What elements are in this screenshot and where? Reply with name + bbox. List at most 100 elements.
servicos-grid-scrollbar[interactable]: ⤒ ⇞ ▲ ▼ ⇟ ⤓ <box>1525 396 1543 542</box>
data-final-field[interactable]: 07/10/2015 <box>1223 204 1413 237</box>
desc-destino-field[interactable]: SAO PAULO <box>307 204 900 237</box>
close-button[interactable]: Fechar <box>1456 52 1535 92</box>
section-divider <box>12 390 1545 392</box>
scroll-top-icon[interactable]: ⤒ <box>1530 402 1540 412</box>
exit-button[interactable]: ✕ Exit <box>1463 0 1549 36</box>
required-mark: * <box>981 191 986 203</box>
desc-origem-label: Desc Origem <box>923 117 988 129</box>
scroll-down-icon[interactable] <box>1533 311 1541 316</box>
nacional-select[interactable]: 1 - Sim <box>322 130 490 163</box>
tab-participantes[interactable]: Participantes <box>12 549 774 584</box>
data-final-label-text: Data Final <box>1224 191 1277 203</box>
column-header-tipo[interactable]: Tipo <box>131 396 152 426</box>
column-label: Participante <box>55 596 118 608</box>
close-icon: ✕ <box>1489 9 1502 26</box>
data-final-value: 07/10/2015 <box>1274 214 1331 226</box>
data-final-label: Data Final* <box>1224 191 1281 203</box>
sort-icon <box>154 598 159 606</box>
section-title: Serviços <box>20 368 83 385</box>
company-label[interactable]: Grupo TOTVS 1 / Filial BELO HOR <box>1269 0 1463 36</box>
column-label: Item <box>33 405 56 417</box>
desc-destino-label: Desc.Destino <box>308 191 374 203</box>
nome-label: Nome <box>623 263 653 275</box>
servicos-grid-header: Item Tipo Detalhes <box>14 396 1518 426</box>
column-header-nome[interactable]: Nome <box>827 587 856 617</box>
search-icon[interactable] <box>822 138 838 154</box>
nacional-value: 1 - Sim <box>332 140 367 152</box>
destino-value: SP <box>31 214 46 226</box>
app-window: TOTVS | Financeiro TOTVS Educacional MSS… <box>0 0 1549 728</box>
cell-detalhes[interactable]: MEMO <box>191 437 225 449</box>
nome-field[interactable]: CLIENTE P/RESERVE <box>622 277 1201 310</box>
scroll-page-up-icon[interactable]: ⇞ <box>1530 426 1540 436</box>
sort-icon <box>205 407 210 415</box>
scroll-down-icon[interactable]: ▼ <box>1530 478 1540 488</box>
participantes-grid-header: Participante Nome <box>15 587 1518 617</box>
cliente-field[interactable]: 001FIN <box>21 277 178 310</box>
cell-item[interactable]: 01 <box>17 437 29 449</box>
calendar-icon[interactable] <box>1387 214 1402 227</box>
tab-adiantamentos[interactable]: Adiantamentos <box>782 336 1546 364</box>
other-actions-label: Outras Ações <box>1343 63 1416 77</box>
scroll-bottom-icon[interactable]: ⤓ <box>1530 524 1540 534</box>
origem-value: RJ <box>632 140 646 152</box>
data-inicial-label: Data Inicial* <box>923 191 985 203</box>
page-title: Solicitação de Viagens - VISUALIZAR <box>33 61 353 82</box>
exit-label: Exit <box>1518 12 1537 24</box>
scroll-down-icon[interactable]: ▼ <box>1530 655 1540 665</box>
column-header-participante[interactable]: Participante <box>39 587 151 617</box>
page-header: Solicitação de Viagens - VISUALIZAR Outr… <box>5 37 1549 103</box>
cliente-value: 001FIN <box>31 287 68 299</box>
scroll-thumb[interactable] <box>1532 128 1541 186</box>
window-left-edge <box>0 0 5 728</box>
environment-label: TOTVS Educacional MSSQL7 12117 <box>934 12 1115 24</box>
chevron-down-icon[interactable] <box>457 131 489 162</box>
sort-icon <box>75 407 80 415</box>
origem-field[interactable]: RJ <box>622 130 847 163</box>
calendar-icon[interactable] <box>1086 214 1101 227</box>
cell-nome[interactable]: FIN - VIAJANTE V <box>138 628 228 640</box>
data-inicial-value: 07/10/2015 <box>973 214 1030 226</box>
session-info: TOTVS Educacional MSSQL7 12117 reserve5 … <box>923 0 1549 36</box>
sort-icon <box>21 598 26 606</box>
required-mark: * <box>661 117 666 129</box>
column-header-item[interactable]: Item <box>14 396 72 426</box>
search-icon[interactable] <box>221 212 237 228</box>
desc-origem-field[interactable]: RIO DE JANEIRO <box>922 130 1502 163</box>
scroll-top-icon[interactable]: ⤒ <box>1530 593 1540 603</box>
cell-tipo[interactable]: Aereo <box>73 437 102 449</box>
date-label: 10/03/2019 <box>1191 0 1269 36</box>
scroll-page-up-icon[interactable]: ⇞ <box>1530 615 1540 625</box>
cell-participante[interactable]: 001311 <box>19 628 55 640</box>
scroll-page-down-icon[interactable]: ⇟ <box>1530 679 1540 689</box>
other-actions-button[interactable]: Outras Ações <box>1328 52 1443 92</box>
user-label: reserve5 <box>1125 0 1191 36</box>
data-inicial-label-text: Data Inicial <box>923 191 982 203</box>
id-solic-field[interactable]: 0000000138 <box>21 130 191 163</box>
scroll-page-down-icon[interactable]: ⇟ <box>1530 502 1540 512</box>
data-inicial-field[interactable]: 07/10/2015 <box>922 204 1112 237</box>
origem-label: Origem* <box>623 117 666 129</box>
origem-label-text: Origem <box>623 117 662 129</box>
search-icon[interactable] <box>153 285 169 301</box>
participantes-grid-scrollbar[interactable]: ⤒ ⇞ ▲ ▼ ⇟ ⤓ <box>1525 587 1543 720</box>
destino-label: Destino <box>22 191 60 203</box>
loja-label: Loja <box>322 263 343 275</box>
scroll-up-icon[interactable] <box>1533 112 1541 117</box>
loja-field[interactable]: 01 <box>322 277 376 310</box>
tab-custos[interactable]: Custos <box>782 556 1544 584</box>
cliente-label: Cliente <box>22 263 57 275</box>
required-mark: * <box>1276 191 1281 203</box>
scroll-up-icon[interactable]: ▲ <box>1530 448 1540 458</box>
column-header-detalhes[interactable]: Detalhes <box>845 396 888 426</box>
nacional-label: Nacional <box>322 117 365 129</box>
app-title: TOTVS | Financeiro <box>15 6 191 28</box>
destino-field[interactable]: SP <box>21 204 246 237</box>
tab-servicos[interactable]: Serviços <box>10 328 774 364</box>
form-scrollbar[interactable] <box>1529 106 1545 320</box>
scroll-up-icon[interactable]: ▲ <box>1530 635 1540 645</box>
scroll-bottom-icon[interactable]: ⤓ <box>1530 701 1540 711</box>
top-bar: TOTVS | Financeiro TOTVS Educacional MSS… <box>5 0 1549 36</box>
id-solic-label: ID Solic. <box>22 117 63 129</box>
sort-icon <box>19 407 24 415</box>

********

_WHAT THIS TASK INVOLVES:_
Please repeat the rows word for word, starting with the first one and ending with the line that contains "close-button[interactable]: Fechar <box>1456", that line included.

_RESULT BELOW:_
What elements are in this screenshot and where? Reply with name + bbox. List at most 100 elements.
servicos-grid-scrollbar[interactable]: ⤒ ⇞ ▲ ▼ ⇟ ⤓ <box>1525 396 1543 542</box>
data-final-field[interactable]: 07/10/2015 <box>1223 204 1413 237</box>
desc-destino-field[interactable]: SAO PAULO <box>307 204 900 237</box>
close-button[interactable]: Fechar <box>1456 52 1535 92</box>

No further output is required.